╔══

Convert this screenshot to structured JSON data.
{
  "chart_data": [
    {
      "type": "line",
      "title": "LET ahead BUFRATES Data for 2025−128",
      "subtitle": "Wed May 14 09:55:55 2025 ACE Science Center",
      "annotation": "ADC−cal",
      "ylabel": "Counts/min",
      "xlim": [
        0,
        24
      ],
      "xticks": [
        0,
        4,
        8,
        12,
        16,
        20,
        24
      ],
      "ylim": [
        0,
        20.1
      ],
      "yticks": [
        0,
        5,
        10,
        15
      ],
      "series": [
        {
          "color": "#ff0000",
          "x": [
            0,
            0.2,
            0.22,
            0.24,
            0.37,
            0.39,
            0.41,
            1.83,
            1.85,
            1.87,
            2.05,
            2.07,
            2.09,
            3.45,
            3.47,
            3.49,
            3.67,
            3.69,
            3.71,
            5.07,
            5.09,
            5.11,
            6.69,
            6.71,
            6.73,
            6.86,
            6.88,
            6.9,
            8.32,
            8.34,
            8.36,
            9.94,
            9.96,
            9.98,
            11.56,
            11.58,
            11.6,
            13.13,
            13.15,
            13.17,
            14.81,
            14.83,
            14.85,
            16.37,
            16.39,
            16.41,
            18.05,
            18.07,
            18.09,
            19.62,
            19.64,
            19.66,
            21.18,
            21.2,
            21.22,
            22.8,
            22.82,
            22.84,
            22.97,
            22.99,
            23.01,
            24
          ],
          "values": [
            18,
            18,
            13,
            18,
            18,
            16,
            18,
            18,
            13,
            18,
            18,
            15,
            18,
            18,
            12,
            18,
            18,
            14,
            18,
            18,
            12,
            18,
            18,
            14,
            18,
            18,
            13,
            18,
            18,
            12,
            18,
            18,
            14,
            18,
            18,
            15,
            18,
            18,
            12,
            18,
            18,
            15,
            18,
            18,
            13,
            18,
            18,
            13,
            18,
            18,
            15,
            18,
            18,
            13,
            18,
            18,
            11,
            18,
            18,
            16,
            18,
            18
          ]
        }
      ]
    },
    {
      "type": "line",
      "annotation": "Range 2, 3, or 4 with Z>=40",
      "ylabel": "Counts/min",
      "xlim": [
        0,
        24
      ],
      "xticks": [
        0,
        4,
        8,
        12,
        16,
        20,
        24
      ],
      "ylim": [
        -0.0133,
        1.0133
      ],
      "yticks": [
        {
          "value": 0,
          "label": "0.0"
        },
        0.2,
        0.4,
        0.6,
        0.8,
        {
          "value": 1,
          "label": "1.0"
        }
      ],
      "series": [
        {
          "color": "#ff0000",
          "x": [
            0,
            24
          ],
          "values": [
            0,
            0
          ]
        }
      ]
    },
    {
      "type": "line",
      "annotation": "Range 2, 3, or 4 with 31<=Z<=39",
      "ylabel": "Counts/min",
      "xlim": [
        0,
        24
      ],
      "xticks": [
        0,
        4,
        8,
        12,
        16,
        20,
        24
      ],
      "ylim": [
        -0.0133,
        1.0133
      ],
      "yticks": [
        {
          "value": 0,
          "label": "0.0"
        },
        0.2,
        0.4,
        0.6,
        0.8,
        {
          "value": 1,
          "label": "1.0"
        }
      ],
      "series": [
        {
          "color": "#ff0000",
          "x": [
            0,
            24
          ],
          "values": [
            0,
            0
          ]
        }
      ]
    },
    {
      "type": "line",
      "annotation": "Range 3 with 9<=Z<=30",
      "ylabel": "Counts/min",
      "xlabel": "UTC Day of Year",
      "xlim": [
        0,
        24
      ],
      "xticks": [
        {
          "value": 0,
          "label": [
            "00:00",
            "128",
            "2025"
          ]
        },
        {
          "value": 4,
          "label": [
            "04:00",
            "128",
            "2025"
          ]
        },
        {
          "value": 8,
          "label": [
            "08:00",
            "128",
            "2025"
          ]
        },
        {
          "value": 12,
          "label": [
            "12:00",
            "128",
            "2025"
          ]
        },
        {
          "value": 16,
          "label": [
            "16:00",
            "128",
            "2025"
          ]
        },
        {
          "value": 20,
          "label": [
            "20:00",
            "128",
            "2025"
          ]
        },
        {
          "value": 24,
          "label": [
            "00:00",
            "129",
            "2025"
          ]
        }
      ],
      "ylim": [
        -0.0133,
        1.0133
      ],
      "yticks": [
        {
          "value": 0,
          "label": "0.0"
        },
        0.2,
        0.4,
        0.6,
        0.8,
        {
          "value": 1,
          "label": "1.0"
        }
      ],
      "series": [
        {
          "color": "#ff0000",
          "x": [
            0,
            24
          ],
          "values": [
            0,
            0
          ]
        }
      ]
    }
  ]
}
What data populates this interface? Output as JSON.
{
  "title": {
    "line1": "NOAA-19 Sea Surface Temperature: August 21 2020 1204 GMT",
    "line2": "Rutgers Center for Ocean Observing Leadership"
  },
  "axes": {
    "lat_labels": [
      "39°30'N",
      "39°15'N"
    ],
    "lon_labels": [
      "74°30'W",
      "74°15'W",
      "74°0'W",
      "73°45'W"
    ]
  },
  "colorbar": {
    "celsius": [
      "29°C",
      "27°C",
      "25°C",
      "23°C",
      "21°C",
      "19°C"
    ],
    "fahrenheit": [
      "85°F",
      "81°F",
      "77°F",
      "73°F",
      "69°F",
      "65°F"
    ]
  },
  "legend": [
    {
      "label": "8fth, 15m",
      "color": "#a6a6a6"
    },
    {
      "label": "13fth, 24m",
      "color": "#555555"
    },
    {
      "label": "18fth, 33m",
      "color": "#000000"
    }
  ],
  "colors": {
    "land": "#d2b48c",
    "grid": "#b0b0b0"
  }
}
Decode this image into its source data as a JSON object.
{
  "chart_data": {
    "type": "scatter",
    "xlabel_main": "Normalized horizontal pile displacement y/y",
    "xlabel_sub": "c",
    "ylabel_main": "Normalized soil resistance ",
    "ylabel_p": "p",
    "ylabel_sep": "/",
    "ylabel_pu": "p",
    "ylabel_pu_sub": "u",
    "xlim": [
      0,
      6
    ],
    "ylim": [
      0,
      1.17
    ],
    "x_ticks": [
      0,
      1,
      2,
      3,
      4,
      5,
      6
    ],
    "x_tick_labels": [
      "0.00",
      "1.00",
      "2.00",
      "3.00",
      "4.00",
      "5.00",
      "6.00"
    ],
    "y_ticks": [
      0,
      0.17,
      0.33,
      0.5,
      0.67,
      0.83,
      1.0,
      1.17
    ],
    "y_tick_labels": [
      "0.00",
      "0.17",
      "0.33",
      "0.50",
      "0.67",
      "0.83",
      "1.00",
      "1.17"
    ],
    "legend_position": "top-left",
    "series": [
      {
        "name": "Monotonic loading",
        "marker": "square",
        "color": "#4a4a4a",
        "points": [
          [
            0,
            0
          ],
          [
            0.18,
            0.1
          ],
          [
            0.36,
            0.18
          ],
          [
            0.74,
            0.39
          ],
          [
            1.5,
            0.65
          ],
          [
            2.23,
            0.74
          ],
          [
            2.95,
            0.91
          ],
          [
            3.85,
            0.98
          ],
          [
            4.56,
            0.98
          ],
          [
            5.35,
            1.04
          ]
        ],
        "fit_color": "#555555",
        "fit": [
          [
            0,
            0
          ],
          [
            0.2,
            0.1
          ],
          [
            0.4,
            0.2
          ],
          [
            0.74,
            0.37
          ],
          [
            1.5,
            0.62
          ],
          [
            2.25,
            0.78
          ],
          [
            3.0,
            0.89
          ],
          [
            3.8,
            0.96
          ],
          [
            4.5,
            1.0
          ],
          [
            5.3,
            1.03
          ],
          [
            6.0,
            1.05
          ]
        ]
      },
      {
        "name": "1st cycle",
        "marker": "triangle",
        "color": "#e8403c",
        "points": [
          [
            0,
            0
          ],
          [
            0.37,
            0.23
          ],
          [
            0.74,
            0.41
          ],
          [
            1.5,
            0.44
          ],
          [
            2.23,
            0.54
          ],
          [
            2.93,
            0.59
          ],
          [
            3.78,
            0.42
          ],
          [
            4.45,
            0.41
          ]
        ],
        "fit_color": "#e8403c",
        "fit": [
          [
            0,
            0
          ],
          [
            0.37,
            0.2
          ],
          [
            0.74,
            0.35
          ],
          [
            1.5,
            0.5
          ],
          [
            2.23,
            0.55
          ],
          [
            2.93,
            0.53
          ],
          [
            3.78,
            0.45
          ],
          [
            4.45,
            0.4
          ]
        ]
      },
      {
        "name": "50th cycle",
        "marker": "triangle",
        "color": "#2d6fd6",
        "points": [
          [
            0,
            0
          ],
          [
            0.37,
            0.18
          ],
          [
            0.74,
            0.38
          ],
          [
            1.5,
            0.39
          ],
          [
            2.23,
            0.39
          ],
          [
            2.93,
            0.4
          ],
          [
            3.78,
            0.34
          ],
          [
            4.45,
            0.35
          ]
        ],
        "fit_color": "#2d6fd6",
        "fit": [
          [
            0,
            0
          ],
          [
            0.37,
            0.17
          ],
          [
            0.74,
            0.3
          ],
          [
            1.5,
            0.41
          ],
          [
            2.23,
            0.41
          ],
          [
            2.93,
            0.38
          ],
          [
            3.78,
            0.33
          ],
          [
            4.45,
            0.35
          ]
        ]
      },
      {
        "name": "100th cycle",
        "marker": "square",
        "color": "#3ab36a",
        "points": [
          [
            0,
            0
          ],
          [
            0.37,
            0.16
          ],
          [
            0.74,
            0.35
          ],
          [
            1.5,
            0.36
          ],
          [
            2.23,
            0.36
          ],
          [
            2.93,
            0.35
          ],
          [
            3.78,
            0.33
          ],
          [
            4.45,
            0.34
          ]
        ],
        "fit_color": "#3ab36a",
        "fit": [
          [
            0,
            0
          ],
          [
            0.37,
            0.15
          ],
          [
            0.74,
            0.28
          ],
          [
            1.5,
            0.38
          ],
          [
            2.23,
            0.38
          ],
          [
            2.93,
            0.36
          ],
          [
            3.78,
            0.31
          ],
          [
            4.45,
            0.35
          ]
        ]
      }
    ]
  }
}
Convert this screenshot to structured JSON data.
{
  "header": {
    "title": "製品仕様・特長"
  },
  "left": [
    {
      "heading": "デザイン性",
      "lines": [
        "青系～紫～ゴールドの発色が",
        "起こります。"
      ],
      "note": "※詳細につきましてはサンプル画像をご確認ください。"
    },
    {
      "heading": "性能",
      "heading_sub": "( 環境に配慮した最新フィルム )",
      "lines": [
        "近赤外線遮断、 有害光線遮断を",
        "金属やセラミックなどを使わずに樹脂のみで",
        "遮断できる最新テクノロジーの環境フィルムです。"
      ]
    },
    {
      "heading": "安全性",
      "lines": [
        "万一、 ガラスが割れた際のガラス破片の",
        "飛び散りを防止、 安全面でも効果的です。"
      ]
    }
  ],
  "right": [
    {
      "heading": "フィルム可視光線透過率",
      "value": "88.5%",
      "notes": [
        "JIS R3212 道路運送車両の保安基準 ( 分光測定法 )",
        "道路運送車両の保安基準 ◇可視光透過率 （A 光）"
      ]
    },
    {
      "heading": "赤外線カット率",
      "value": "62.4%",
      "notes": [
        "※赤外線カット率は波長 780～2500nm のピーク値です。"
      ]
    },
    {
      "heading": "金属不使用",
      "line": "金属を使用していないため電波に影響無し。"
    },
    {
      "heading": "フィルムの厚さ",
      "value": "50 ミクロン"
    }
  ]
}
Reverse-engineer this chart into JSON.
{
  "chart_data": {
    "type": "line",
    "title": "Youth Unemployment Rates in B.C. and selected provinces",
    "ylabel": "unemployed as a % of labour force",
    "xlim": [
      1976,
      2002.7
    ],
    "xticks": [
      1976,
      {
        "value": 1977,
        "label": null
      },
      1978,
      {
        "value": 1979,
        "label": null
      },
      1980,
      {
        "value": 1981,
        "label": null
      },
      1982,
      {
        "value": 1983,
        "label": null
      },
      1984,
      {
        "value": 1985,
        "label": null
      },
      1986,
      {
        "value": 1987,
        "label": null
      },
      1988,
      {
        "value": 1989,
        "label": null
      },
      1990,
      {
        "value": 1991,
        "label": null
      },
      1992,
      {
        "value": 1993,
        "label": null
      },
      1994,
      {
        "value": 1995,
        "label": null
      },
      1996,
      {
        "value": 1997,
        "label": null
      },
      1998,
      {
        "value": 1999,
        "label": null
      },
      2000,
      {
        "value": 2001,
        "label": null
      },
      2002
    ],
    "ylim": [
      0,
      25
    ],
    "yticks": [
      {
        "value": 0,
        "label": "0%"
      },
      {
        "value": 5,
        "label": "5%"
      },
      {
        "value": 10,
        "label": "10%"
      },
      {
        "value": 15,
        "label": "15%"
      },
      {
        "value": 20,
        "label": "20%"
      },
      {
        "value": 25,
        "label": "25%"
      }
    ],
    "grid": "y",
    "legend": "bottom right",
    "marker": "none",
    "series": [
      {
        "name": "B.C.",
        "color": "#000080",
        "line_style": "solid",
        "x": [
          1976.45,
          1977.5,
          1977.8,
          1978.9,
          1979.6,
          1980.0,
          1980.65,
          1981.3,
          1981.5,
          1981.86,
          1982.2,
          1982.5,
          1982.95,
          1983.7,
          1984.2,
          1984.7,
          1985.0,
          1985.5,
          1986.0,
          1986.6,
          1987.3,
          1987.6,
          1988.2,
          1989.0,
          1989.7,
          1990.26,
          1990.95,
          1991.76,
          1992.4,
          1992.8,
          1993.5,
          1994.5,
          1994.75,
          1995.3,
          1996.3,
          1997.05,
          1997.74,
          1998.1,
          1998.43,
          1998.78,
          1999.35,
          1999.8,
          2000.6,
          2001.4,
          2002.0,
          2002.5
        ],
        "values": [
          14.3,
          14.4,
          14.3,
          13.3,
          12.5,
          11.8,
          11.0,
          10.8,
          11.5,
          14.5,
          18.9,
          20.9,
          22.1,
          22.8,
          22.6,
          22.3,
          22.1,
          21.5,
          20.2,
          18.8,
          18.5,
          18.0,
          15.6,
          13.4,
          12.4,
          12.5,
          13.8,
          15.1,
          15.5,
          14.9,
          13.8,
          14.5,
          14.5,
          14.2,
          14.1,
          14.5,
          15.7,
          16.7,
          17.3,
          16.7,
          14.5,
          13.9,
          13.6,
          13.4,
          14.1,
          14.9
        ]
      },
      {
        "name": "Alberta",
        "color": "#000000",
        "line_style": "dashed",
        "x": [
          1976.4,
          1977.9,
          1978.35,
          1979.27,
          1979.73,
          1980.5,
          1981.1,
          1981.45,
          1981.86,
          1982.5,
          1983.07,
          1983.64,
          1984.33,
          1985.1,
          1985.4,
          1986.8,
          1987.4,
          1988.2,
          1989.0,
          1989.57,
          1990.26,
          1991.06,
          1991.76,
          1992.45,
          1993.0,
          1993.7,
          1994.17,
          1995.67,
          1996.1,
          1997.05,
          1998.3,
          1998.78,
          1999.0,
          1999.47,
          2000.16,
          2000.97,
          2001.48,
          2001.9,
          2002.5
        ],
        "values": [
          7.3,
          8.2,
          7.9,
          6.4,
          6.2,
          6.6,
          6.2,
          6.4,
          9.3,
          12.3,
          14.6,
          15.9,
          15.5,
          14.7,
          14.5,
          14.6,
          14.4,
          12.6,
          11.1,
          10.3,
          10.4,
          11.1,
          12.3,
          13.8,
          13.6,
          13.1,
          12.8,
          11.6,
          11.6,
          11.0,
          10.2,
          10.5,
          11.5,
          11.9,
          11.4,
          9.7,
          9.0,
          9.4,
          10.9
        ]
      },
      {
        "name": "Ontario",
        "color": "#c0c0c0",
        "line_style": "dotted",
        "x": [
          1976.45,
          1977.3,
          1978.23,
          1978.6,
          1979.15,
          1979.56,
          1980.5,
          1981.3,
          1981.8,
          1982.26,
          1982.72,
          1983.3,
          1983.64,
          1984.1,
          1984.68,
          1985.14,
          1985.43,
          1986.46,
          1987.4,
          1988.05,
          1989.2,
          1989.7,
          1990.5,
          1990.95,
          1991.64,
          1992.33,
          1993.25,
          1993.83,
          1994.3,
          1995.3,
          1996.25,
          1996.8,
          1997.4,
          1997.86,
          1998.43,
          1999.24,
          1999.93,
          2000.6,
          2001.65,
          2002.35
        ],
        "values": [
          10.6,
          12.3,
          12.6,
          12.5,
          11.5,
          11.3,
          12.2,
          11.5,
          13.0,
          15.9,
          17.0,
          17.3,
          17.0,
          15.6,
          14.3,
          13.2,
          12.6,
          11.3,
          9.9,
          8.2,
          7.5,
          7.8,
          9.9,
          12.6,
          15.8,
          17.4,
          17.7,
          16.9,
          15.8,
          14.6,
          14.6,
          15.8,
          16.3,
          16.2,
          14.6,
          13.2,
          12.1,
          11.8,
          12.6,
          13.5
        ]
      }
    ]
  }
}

╚══

INSTRUCTIONS FOR THE TASK: Show every line from the entries above in which the word "with" appears.

TASK RESPONSE:
      "annotation": "Range 2, 3, or 4 with Z>=40",
      "annotation": "Range 2, 3, or 4 with 31<=Z<=39",
      "annotation": "Range 3 with 9<=Z<=30",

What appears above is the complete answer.